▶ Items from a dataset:
-=-=-

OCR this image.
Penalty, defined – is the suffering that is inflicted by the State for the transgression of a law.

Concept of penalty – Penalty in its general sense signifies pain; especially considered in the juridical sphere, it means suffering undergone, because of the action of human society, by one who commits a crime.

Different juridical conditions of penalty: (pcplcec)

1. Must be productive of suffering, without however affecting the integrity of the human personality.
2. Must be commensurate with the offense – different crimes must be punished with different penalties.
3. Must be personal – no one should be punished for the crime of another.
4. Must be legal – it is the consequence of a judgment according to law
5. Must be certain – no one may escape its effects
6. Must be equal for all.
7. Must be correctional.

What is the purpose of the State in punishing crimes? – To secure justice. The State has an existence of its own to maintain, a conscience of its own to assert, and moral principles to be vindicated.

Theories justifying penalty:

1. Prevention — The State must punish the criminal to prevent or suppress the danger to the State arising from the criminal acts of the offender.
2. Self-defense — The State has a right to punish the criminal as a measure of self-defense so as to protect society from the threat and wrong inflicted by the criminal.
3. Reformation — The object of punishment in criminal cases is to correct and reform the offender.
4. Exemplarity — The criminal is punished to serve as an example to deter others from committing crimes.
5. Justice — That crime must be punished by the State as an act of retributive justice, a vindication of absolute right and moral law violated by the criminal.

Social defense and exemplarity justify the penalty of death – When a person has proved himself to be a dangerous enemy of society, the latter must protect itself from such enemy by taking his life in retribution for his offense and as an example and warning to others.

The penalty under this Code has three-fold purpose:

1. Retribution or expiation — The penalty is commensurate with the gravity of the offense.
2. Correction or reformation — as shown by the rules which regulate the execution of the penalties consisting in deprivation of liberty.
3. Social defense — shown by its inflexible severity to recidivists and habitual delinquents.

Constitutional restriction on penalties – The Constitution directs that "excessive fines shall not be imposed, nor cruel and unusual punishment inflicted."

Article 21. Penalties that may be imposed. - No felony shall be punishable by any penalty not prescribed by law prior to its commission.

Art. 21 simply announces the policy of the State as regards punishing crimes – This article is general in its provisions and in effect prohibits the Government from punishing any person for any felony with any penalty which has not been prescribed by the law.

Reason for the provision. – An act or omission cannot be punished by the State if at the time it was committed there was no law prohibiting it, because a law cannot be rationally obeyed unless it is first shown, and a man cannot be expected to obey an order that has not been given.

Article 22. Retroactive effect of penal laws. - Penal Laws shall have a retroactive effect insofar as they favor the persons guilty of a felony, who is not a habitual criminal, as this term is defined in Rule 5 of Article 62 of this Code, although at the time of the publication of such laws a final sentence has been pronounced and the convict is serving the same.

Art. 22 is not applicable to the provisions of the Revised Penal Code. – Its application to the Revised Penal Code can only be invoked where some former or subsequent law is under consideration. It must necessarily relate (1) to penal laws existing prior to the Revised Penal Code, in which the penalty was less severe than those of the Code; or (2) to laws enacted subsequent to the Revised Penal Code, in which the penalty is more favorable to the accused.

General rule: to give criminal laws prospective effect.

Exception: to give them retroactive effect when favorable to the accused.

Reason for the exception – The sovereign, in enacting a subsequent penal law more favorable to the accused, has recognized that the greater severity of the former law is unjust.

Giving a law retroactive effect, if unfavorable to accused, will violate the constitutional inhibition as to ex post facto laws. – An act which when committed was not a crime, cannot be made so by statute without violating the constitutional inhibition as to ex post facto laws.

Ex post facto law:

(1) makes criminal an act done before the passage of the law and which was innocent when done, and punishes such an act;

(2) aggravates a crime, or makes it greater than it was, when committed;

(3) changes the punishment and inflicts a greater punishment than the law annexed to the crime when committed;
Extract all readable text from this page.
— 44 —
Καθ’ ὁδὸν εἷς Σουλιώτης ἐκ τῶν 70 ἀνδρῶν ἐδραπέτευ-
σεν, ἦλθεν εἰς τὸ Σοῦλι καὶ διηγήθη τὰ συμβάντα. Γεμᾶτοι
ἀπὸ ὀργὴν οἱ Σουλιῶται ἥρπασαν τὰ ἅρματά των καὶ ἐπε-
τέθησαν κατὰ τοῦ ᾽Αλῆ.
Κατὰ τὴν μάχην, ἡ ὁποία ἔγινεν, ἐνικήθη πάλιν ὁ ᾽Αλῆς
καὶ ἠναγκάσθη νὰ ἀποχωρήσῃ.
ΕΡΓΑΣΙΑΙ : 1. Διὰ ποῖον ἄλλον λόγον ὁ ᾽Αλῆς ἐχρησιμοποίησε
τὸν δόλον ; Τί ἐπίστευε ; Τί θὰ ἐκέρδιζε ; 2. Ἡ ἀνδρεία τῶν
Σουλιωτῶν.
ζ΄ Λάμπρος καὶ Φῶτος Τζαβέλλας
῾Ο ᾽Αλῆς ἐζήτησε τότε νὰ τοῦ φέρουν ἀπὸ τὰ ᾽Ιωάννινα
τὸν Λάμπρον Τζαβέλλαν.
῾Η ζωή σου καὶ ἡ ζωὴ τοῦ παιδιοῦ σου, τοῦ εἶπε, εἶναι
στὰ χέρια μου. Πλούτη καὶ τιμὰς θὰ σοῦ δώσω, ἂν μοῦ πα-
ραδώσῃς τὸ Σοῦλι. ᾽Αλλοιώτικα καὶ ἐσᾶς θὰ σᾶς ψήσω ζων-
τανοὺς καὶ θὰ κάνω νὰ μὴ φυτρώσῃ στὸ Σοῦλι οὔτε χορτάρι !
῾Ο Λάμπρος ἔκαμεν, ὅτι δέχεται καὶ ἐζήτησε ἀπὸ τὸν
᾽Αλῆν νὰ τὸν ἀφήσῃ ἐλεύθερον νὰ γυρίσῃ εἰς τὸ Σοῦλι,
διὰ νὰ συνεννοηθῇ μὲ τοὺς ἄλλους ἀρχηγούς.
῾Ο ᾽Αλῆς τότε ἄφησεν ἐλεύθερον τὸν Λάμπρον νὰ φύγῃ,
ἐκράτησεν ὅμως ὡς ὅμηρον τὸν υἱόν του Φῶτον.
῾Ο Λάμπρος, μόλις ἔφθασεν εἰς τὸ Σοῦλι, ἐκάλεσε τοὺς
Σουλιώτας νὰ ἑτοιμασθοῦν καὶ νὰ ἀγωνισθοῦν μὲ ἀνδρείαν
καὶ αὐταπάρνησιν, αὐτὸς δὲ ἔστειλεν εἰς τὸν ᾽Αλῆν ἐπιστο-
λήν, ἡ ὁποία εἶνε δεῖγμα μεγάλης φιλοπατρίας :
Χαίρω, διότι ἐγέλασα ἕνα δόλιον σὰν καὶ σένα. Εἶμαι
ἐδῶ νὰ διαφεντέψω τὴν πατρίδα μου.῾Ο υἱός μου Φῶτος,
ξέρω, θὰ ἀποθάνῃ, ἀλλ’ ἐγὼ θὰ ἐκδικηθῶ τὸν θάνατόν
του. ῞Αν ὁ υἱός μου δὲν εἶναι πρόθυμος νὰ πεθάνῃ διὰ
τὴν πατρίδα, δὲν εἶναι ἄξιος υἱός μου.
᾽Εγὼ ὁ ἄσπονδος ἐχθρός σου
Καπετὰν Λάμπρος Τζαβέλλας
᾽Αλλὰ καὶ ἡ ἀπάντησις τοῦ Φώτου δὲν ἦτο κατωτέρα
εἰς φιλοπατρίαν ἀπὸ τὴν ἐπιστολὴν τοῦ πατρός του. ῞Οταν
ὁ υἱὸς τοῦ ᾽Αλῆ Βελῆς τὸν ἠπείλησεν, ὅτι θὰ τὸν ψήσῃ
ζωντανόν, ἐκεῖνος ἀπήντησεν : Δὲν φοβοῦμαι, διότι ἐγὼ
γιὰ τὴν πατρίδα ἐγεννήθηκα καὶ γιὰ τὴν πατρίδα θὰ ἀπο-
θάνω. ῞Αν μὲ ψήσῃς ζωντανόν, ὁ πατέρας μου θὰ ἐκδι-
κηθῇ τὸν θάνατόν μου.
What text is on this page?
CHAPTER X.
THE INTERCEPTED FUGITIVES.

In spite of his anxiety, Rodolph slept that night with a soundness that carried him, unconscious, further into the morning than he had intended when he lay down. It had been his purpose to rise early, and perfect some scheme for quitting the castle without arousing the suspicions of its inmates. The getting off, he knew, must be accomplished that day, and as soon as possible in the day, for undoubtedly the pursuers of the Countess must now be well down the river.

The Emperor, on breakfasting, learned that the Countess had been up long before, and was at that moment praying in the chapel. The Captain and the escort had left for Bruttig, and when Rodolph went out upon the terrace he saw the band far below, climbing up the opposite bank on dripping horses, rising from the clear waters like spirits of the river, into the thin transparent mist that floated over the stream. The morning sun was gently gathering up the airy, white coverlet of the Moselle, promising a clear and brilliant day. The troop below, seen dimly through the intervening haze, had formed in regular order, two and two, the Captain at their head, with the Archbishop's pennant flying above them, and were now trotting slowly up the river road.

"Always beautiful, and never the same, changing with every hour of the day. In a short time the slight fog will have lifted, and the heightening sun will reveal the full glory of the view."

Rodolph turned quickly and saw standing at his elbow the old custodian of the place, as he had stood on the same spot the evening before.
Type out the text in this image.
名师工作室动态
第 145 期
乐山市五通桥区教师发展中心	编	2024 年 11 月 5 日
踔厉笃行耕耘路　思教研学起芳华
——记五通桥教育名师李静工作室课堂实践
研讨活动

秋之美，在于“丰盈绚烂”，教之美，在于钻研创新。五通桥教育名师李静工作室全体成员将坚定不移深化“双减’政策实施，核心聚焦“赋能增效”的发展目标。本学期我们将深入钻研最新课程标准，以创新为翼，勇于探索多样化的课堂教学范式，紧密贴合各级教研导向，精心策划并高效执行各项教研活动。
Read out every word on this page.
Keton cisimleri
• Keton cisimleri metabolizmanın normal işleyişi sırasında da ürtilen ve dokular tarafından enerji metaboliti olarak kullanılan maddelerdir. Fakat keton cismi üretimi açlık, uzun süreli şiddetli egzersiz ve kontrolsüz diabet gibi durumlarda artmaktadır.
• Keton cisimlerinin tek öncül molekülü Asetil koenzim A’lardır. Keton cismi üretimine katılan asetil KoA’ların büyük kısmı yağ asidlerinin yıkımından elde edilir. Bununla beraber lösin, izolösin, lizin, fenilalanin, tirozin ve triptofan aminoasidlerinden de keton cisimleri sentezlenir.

-=-=-

Repeat exactly, and only, the lines of the records above, starting with the line that contains "Read out every word on this page." and ending with the final line, both included.

Read out every word on this page.
Keton cisimleri
• Keton cisimleri metabolizmanın normal işleyişi sırasında da ürtilen ve dokular tarafından enerji metaboliti olarak kullanılan maddelerdir. Fakat keton cismi üretimi açlık, uzun süreli şiddetli egzersiz ve kontrolsüz diabet gibi durumlarda artmaktadır.
• Keton cisimlerinin tek öncül molekülü Asetil koenzim A’lardır. Keton cismi üretimine katılan asetil KoA’ların büyük kısmı yağ asidlerinin yıkımından elde edilir. Bununla beraber lösin, izolösin, lizin, fenilalanin, tirozin ve triptofan aminoasidlerinden de keton cisimleri sentezlenir.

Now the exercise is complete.